#### Do this
State how many lines hold the word "name", with no other words.
====================
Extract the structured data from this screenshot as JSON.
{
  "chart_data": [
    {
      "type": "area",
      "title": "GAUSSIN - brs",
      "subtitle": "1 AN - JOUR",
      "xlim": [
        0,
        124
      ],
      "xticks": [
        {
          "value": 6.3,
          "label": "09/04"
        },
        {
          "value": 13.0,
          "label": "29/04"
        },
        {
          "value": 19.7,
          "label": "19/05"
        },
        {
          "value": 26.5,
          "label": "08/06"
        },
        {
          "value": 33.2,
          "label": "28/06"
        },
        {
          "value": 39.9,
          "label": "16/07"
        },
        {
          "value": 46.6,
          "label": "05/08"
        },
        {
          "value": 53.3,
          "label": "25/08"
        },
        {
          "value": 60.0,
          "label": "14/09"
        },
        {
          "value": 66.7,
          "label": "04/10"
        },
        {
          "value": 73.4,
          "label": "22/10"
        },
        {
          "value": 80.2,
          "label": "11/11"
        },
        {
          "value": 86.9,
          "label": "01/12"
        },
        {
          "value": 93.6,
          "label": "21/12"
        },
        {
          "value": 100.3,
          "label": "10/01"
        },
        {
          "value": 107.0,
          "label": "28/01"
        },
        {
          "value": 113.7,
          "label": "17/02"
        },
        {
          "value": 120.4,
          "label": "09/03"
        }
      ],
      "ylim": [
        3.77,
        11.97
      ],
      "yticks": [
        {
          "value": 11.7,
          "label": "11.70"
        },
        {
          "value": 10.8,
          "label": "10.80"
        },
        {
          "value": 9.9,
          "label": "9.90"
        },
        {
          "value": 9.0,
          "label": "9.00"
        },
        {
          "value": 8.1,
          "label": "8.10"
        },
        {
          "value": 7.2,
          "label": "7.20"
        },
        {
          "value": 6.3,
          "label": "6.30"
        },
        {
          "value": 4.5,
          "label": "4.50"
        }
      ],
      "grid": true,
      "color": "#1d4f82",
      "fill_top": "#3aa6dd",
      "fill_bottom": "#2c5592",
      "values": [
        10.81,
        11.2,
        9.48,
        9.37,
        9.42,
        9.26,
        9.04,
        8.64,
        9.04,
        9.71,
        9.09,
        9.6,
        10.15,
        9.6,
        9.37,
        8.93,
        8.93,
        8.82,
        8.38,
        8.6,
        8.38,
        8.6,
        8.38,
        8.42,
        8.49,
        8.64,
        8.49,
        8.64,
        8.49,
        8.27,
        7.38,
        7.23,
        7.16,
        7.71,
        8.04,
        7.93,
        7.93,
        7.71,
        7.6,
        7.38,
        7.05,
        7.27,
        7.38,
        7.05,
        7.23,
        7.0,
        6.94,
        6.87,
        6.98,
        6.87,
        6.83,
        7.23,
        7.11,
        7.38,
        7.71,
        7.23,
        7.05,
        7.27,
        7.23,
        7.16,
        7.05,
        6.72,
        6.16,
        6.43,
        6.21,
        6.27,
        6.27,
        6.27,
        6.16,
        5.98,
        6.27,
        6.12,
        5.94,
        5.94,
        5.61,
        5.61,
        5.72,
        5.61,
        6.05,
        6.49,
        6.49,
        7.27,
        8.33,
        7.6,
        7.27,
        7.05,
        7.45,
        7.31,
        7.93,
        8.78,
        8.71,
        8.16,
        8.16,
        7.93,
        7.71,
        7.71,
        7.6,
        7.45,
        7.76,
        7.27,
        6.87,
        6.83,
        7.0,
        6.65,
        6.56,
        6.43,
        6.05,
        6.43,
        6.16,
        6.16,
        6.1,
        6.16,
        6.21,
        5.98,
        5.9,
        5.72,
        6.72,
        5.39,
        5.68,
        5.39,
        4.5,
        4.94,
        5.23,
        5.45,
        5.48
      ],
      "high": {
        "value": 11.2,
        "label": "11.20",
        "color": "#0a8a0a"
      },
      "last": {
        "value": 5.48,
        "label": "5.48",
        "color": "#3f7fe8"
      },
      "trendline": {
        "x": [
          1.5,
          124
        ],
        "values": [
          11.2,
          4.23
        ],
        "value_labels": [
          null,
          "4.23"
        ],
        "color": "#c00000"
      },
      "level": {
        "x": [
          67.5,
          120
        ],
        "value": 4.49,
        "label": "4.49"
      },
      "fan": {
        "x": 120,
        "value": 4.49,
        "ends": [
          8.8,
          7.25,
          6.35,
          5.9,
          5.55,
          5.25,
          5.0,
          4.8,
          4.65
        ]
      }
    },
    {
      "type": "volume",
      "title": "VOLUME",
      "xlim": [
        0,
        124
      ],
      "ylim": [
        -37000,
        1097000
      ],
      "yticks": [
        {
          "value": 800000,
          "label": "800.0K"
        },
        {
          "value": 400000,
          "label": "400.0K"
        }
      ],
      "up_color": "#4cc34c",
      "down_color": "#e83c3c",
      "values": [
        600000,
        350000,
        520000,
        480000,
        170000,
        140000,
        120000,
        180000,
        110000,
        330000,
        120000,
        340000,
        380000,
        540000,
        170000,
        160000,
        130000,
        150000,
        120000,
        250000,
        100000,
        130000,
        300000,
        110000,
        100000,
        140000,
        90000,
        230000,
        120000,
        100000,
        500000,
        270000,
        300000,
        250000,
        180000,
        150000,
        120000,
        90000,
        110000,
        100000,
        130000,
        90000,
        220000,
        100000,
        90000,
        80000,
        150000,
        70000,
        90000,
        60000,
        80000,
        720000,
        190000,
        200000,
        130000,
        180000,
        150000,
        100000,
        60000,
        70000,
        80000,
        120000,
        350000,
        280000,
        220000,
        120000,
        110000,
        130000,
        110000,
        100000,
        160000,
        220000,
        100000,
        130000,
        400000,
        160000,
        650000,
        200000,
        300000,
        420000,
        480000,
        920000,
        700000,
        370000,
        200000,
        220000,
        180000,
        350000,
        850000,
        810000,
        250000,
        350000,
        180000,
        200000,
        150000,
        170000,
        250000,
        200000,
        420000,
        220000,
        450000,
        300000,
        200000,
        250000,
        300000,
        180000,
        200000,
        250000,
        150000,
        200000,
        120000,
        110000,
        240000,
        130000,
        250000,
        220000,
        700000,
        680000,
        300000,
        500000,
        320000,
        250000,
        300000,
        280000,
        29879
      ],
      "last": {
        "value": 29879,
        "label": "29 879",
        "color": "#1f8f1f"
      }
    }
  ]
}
====================
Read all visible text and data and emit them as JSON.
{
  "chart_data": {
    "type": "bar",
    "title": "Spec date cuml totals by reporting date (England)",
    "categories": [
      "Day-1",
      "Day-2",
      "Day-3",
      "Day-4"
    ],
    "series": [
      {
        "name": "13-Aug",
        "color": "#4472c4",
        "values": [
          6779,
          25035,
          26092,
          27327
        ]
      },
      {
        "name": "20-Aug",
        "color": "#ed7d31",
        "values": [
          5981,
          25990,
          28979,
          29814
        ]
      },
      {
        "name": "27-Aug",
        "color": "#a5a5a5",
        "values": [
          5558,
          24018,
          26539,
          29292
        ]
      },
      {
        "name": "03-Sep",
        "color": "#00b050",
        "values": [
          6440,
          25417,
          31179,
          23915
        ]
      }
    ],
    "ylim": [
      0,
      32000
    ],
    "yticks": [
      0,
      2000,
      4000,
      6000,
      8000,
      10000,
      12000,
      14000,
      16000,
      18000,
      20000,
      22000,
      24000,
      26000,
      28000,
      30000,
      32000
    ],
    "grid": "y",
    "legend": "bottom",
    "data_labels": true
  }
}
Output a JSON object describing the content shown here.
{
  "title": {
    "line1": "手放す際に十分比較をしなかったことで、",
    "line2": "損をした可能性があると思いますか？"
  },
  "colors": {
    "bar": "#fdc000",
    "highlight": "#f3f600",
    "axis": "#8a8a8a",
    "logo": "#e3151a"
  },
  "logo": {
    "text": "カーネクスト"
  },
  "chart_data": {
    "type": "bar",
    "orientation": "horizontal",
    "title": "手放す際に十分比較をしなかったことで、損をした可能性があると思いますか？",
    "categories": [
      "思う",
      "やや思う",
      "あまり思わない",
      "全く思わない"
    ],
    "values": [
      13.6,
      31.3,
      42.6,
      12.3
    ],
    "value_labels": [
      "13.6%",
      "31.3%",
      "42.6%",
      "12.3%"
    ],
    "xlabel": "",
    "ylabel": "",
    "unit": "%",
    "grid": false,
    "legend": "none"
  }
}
====================
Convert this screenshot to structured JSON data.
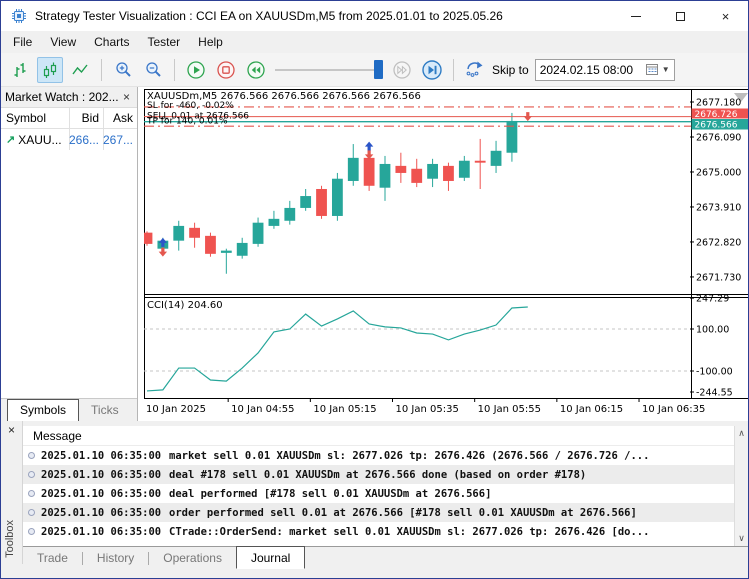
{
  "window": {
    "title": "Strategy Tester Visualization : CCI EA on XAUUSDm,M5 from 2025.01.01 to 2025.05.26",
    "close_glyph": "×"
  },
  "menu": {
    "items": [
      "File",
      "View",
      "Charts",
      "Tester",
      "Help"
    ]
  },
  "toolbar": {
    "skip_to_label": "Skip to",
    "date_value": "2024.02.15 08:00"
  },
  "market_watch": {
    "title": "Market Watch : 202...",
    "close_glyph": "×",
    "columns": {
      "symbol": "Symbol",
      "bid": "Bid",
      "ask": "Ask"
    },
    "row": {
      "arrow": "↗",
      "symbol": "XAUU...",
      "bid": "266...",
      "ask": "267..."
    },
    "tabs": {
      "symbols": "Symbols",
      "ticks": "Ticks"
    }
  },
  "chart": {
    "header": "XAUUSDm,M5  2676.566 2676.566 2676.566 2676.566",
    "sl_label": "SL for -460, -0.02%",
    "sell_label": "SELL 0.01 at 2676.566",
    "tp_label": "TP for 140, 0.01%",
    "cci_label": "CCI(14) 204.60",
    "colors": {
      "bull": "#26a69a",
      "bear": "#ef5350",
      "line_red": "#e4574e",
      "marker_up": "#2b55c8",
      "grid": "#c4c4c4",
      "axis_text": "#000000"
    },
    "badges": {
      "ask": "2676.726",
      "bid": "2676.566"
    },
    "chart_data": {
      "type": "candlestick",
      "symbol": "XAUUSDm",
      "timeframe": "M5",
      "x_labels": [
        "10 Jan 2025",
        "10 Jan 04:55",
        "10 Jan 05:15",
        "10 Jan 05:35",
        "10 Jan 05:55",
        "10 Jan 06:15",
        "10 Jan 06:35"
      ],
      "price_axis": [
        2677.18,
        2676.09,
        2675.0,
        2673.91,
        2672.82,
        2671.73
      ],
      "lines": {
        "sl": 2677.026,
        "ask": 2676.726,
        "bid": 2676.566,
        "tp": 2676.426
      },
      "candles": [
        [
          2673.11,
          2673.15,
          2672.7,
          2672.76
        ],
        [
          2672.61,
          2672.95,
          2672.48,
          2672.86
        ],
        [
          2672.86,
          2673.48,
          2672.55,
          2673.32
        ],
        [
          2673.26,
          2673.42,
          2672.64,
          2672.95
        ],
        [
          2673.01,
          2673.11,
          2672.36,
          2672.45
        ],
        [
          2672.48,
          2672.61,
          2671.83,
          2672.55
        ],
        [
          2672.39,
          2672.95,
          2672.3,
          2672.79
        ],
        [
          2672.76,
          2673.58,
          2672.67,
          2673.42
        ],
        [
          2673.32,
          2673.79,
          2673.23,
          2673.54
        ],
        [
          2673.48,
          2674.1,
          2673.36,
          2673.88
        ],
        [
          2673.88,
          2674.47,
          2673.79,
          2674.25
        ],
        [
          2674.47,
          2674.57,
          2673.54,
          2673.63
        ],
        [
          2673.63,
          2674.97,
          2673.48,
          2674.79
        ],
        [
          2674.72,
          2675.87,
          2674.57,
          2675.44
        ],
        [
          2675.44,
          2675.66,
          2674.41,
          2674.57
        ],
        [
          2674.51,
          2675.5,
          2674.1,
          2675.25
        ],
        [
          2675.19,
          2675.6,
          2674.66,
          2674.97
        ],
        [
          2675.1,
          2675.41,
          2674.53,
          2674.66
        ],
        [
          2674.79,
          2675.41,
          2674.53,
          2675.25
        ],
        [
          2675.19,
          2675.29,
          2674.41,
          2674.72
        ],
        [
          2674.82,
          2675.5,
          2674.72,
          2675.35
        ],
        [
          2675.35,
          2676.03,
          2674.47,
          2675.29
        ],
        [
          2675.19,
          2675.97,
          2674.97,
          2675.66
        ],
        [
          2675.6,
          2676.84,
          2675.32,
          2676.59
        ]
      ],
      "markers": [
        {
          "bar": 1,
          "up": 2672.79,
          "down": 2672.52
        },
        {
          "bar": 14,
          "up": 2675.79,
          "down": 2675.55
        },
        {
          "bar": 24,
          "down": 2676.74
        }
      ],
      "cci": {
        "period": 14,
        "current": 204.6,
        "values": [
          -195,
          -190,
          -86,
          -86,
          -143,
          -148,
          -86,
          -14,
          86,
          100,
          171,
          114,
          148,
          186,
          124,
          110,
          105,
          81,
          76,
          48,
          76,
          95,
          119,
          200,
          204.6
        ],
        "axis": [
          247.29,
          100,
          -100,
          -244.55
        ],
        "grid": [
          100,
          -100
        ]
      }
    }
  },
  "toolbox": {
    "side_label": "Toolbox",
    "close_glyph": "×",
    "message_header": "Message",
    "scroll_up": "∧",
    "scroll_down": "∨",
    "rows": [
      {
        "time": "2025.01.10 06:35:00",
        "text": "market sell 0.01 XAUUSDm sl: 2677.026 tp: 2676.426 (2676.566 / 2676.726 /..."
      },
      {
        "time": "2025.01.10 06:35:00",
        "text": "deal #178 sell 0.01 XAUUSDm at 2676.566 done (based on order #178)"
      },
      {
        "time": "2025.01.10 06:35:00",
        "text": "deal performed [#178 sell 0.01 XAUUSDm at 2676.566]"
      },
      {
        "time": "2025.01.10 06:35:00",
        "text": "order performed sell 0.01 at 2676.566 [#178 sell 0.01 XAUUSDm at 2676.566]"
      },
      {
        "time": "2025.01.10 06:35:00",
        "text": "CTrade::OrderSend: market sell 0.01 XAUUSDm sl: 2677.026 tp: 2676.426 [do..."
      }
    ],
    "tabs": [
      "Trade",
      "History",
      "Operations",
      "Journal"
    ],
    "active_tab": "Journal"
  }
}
====================
#### Reply to the exercise
4